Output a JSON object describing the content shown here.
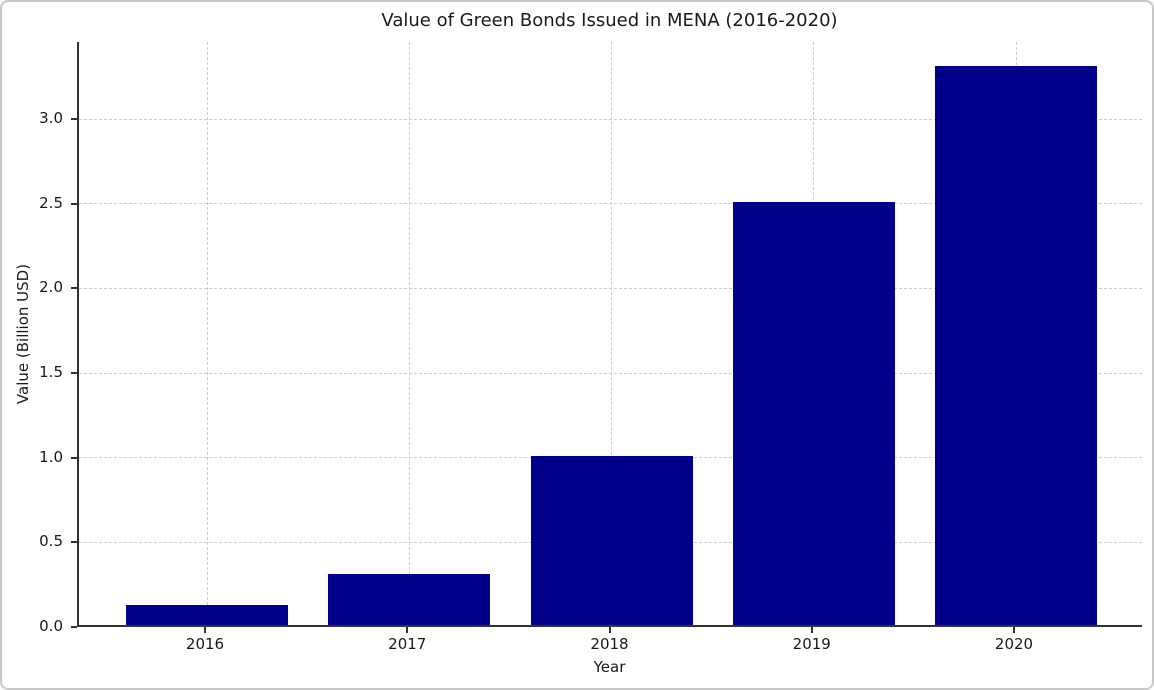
{
  "chart_data": {
    "type": "bar",
    "title": "Value of Green Bonds Issued in MENA (2016-2020)",
    "xlabel": "Year",
    "ylabel": "Value (Billion USD)",
    "categories": [
      "2016",
      "2017",
      "2018",
      "2019",
      "2020"
    ],
    "values": [
      0.12,
      0.3,
      1.0,
      2.5,
      3.3
    ],
    "ytick_labels": [
      "0.0",
      "0.5",
      "1.0",
      "1.5",
      "2.0",
      "2.5",
      "3.0"
    ],
    "ytick_values": [
      0.0,
      0.5,
      1.0,
      1.5,
      2.0,
      2.5,
      3.0
    ],
    "ylim": [
      0,
      3.455
    ],
    "grid": "dashed, both axes",
    "legend": "none",
    "bar_color": "#00008B",
    "grid_color": "#cccccc",
    "spine_color": "#333333",
    "text_color": "#1a1a1a"
  }
}
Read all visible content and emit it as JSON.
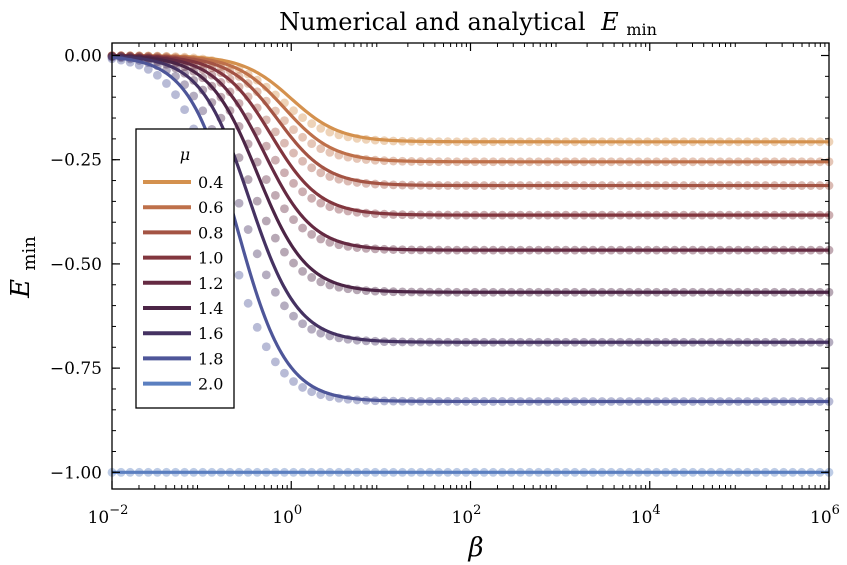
{
  "chart_data": {
    "type": "line",
    "title": "Numerical and analytical",
    "title_symbol": "E",
    "title_subscript": "min",
    "xlabel": "β",
    "ylabel": "E",
    "ylabel_subscript": "min",
    "xscale": "log",
    "xlim": [
      0.01,
      1000000
    ],
    "ylim": [
      -1.04,
      0.03
    ],
    "x_ticks": [
      {
        "base": "10",
        "exp": "−2",
        "value": 0.01
      },
      {
        "base": "10",
        "exp": "0",
        "value": 1
      },
      {
        "base": "10",
        "exp": "2",
        "value": 100
      },
      {
        "base": "10",
        "exp": "4",
        "value": 10000
      },
      {
        "base": "10",
        "exp": "6",
        "value": 1000000
      }
    ],
    "y_ticks": [
      {
        "label": "0.00",
        "value": 0.0
      },
      {
        "label": "−0.25",
        "value": -0.25
      },
      {
        "label": "−0.50",
        "value": -0.5
      },
      {
        "label": "−0.75",
        "value": -0.75
      },
      {
        "label": "−1.00",
        "value": -1.0
      }
    ],
    "grid": false,
    "legend_title": "μ",
    "legend_position": "left-center",
    "series": [
      {
        "name": "0.4",
        "color": "#d4914e",
        "asymptote": -0.207,
        "beta_half": 1.0
      },
      {
        "name": "0.6",
        "color": "#be704a",
        "asymptote": -0.255,
        "beta_half": 0.85
      },
      {
        "name": "0.8",
        "color": "#a45444",
        "asymptote": -0.312,
        "beta_half": 0.72
      },
      {
        "name": "1.0",
        "color": "#82363e",
        "asymptote": -0.383,
        "beta_half": 0.6
      },
      {
        "name": "1.2",
        "color": "#652a42",
        "asymptote": -0.467,
        "beta_half": 0.5
      },
      {
        "name": "1.4",
        "color": "#4c2546",
        "asymptote": -0.568,
        "beta_half": 0.42
      },
      {
        "name": "1.6",
        "color": "#453262",
        "asymptote": -0.688,
        "beta_half": 0.34
      },
      {
        "name": "1.8",
        "color": "#4e5699",
        "asymptote": -0.83,
        "beta_half": 0.25
      },
      {
        "name": "2.0",
        "color": "#5b7fc0",
        "asymptote": -1.0,
        "beta_half": 0
      }
    ]
  }
}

= = = =

**STATED GOAL:**
Can you restate all the records above word for word while dropping the pictures?

**TASK ANSWER:**
Output a JSON object describing the content shown here.
{
  "chart_data": {
    "type": "bar",
    "title": "Value of Green Bonds Issued in MENA (2016-2020)",
    "xlabel": "Year",
    "ylabel": "Value (Billion USD)",
    "categories": [
      "2016",
      "2017",
      "2018",
      "2019",
      "2020"
    ],
    "values": [
      0.12,
      0.3,
      1.0,
      2.5,
      3.3
    ],
    "ytick_labels": [
      "0.0",
      "0.5",
      "1.0",
      "1.5",
      "2.0",
      "2.5",
      "3.0"
    ],
    "ytick_values": [
      0.0,
      0.5,
      1.0,
      1.5,
      2.0,
      2.5,
      3.0
    ],
    "ylim": [
      0,
      3.455
    ],
    "grid": "dashed, both axes",
    "legend": "none",
    "bar_color": "#00008B",
    "grid_color": "#cccccc",
    "spine_color": "#333333",
    "text_color": "#1a1a1a"
  }
}
Read all visible content and emit it as JSON.
{
  "chart_data": {
    "type": "line",
    "title": "Numerical and analytical",
    "title_symbol": "E",
    "title_subscript": "min",
    "xlabel": "β",
    "ylabel": "E",
    "ylabel_subscript": "min",
    "xscale": "log",
    "xlim": [
      0.01,
      1000000
    ],
    "ylim": [
      -1.04,
      0.03
    ],
    "x_ticks": [
      {
        "base": "10",
        "exp": "−2",
        "value": 0.01
      },
      {
        "base": "10",
        "exp": "0",
        "value": 1
      },
      {
        "base": "10",
        "exp": "2",
        "value": 100
      },
      {
        "base": "10",
        "exp": "4",
        "value": 10000
      },
      {
        "base": "10",
        "exp": "6",
        "value": 1000000
      }
    ],
    "y_ticks": [
      {
        "label": "0.00",
        "value": 0.0
      },
      {
        "label": "−0.25",
        "value": -0.25
      },
      {
        "label": "−0.50",
        "value": -0.5
      },
      {
        "label": "−0.75",
        "value": -0.75
      },
      {
        "label": "−1.00",
        "value": -1.0
      }
    ],
    "grid": false,
    "legend_title": "μ",
    "legend_position": "left-center",
    "series": [
      {
        "name": "0.4",
        "color": "#d4914e",
        "asymptote": -0.207,
        "beta_half": 1.0
      },
      {
        "name": "0.6",
        "color": "#be704a",
        "asymptote": -0.255,
        "beta_half": 0.85
      },
      {
        "name": "0.8",
        "color": "#a45444",
        "asymptote": -0.312,
        "beta_half": 0.72
      },
      {
        "name": "1.0",
        "color": "#82363e",
        "asymptote": -0.383,
        "beta_half": 0.6
      },
      {
        "name": "1.2",
        "color": "#652a42",
        "asymptote": -0.467,
        "beta_half": 0.5
      },
      {
        "name": "1.4",
        "color": "#4c2546",
        "asymptote": -0.568,
        "beta_half": 0.42
      },
      {
        "name": "1.6",
        "color": "#453262",
        "asymptote": -0.688,
        "beta_half": 0.34
      },
      {
        "name": "1.8",
        "color": "#4e5699",
        "asymptote": -0.83,
        "beta_half": 0.25
      },
      {
        "name": "2.0",
        "color": "#5b7fc0",
        "asymptote": -1.0,
        "beta_half": 0
      }
    ]
  }
}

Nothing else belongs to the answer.